• [TO DO]:
Go over the entries below line by line, copying each one that contains the word "Shahid".

• [THE RECORDS]:
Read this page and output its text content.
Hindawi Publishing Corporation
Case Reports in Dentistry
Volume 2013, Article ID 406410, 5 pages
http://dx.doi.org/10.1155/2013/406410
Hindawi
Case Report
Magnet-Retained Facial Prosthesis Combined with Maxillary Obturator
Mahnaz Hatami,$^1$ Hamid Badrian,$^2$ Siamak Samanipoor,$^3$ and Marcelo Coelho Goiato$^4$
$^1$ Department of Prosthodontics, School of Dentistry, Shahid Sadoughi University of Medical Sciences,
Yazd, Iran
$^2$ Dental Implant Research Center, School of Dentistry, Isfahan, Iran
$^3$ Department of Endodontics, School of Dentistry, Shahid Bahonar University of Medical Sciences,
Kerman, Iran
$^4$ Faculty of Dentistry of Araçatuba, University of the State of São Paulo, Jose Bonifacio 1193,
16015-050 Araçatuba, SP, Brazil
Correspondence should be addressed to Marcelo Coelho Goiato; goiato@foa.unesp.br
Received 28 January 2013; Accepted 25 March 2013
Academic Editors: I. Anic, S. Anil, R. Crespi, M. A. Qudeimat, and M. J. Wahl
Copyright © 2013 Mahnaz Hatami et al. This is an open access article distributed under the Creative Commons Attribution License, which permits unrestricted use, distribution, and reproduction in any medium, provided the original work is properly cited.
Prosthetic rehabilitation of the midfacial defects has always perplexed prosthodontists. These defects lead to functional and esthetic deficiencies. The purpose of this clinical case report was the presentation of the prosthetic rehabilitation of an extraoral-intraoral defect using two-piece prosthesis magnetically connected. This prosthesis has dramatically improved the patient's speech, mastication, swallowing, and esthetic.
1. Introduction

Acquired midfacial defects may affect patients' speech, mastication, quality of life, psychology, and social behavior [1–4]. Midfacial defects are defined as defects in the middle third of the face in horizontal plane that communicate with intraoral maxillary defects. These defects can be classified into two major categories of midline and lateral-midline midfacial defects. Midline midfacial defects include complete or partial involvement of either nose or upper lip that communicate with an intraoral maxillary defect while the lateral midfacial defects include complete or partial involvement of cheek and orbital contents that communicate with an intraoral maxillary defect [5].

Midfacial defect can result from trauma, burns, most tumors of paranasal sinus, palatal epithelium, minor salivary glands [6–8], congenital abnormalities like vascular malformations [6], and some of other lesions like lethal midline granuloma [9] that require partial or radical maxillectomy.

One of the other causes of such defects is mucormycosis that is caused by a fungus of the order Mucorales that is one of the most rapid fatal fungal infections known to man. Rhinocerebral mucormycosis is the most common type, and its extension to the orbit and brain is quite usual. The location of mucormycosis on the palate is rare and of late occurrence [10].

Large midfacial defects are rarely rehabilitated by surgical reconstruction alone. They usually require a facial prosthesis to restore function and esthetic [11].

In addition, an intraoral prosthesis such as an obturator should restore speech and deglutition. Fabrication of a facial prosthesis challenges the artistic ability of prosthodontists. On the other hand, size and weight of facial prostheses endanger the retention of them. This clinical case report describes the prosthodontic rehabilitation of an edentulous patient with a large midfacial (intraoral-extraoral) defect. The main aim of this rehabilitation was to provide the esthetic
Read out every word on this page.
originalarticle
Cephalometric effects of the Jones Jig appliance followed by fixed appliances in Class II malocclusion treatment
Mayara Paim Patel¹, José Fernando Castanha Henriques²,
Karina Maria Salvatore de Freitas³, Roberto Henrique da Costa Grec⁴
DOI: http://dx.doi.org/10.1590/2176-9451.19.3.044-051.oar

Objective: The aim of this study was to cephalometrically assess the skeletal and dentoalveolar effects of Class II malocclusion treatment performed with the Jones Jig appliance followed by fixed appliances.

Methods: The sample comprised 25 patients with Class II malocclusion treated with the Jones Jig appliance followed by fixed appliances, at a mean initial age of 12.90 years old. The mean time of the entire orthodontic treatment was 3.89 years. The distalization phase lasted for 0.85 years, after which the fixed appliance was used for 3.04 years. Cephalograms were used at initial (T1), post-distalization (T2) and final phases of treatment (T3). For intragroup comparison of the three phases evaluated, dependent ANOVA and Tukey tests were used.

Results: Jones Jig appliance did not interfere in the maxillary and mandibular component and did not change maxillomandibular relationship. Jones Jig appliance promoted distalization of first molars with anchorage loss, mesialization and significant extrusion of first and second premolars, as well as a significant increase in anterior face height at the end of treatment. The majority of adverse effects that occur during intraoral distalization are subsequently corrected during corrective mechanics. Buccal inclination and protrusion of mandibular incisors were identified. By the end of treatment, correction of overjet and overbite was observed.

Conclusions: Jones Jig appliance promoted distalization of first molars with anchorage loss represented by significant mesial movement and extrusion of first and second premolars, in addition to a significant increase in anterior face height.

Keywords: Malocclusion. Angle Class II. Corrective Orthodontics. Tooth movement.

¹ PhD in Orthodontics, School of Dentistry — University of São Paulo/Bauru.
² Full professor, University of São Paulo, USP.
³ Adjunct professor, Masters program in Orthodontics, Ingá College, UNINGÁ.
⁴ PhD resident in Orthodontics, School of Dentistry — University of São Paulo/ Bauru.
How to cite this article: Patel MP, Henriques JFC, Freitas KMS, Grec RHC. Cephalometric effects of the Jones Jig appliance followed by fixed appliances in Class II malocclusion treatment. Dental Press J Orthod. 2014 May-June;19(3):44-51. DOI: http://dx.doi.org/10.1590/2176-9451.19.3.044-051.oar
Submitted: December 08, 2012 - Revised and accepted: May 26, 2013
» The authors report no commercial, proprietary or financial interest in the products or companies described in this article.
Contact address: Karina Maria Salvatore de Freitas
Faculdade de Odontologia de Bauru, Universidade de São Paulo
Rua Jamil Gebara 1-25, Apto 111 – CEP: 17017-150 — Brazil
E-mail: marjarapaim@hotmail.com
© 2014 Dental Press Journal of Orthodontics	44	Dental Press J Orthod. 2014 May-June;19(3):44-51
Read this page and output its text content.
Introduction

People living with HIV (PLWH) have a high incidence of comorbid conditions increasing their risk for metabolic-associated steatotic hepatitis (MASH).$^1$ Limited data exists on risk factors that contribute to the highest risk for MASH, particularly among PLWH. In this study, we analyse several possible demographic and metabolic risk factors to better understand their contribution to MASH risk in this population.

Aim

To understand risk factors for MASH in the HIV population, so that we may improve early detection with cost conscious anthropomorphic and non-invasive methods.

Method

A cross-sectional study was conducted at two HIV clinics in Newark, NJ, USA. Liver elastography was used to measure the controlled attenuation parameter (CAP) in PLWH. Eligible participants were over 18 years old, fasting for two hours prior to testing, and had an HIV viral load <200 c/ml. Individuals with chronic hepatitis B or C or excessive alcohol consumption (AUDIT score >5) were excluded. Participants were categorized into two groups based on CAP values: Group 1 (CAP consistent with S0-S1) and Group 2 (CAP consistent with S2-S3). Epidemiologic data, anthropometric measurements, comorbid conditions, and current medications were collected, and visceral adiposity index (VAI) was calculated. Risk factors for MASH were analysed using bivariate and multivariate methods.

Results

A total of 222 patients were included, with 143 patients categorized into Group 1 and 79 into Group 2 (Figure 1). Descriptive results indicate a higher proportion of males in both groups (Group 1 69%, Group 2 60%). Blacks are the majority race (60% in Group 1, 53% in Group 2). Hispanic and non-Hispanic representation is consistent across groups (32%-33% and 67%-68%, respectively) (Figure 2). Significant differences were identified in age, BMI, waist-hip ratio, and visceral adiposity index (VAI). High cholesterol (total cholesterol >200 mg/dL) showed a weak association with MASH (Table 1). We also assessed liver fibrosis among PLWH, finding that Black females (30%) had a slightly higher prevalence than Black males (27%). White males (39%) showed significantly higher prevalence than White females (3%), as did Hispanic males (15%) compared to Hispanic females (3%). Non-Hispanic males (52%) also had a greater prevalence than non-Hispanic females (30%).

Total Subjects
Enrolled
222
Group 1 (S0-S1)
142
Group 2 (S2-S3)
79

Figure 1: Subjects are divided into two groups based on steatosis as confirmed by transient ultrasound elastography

• [THE ANSWER]:
$^1$ Department of Prosthodontics, School of Dentistry, Shahid Sadoughi University of Medical Sciences,
$^3$ Department of Endodontics, School of Dentistry, Shahid Bahonar University of Medical Sciences,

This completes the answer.